**** EXTRAIT

Toute autre chose chez Beauvois, qui surprend par la frontalité et la profondeur de son traitement. Frontalité de l’association entre fait divers et mythe : les moines revivent dans leur martyr les étapes de la vie de Jésus et des apôtres. Profondeur : ce martyr que les moines connaissent et répètent toute la journée devient d’emblée un inconnu. Présence constante en tant que livre, parole, prière, promesse d’une vie éternelle qui revient à eux sous un autre jour, celui imprévisible et obscur de la vie, de l’expérience vécue, de la menace de mort.
D’où le dépaysement. Ceux qui ne l’aiment pas disent : je ne m’intéresse pas à la religion. D’autres lui font un faux compliment : il ne s’agit pas d’une histoire religieuse. Les deux ont tort. Aux premiers, il faudrait rappeler que tout le cinéma hollywoodien est fondé sur la lecture de la bible. Aux seconds, que toute histoire politique est aussi une histoire de foi, de credo, d’église (qui, littéralement, signifie assemblée). Des hommes et des dieux est un évangile selon Xavier, qui pourra le nier ?

********
**** DONNÉES FOURNIES

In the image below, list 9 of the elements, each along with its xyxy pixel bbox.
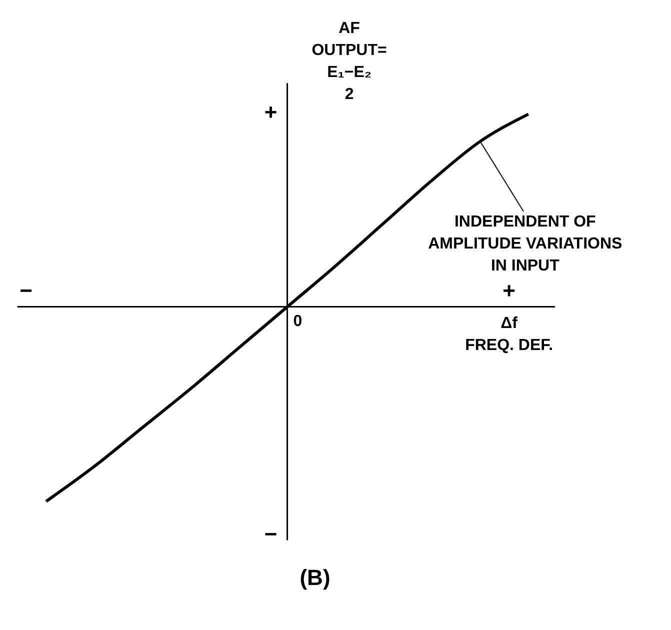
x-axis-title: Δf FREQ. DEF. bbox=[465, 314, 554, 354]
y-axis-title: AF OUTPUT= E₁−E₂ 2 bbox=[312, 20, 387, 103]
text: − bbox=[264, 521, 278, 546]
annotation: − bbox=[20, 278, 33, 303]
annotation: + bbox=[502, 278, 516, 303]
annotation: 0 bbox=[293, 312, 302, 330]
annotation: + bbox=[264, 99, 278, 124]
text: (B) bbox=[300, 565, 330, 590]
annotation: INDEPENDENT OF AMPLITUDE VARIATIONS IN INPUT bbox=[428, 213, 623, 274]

********

→ **LISTE DES TÂCHES**:
1. Dans l'extrait sur Des hommes et des dieux, quelles sont toutes les formes sous lesquelles le martyr reste constamment présent pour les moines ?
2. Poursuivez l'extrait sur Des hommes et des dieux à partir de sa dernière phrase.
On peut se passer des données pour ce travail.

→ **RÉPONSES FOURNIES**:
1. Livre, parole, prière, promesse d'une vie éternelle.

2.
La communauté est là, d’emblée, apparemment soudée. Face à la menace terroriste, elle se divise sur la question de partir ou rester au village. Jusqu’à alors, les moines n’avaient expérimenté que le côté idéal du pacte qui les lie. Celui-ci existe, mais il est abstrait. Une première réunion se clôt par un vote partagé : trois pour rester, trois pour partir. On s’attend à une intervention théorique et violente du chef. Qui pourrait rappeler aux trois démissionnaires l’éthique chrétienne du sacrifice. Contre toute attente, il renvoie tout à une deuxième réunion. Laissons passer du temps, dit-il. La menace augmente. Les terroristes et le gouvernement encerclent le monastère posé sur les monts de l’Atlas. Pourtant, lors d’une deuxième réunion, l’unification s’opère. Entre temps, le film n’a pas résolu le récit en mots, paroles ou discours. Le moment de bascule s’opère dans une scène qui nous restera longtemps. Le bruit d’un hélicoptère qui semble arriver d’Apocalypse Now, dérange une messe dans la chapelle. Les moines se tournent en direction du son, vers l’autel. Il regardent vers le haut, vers le ciel et se serrent dans les bras. L’unité est trouvée. Il ne la perdrons plus. Les dimanches, les moines avaient levé les bras et soulevé la Bible vers le ciel. Seigneur donne nous la lumière, indique nous le chemin. Finalement, la vérité arrive sous forme de menace. Mais cette menace est tout de même un don auquel les moines s’abandonnent en silence. C’est à partir de là qu’on comprend que le film est un véritable chef d’œuvre. Ensuite, il deviendra de plus en plus silencieux, de plus en plus parlant, par les yeux des moines dans lesquels désormais on peut lire tous les passages de la vie de Jésus et des apôtres. La joie d’être ensemble. L’excitation de lutter pour quelque chose de juste. La jouissance de l’amour. Mais aussi la peur de la trahison. Et la terreur de la mort annoncée.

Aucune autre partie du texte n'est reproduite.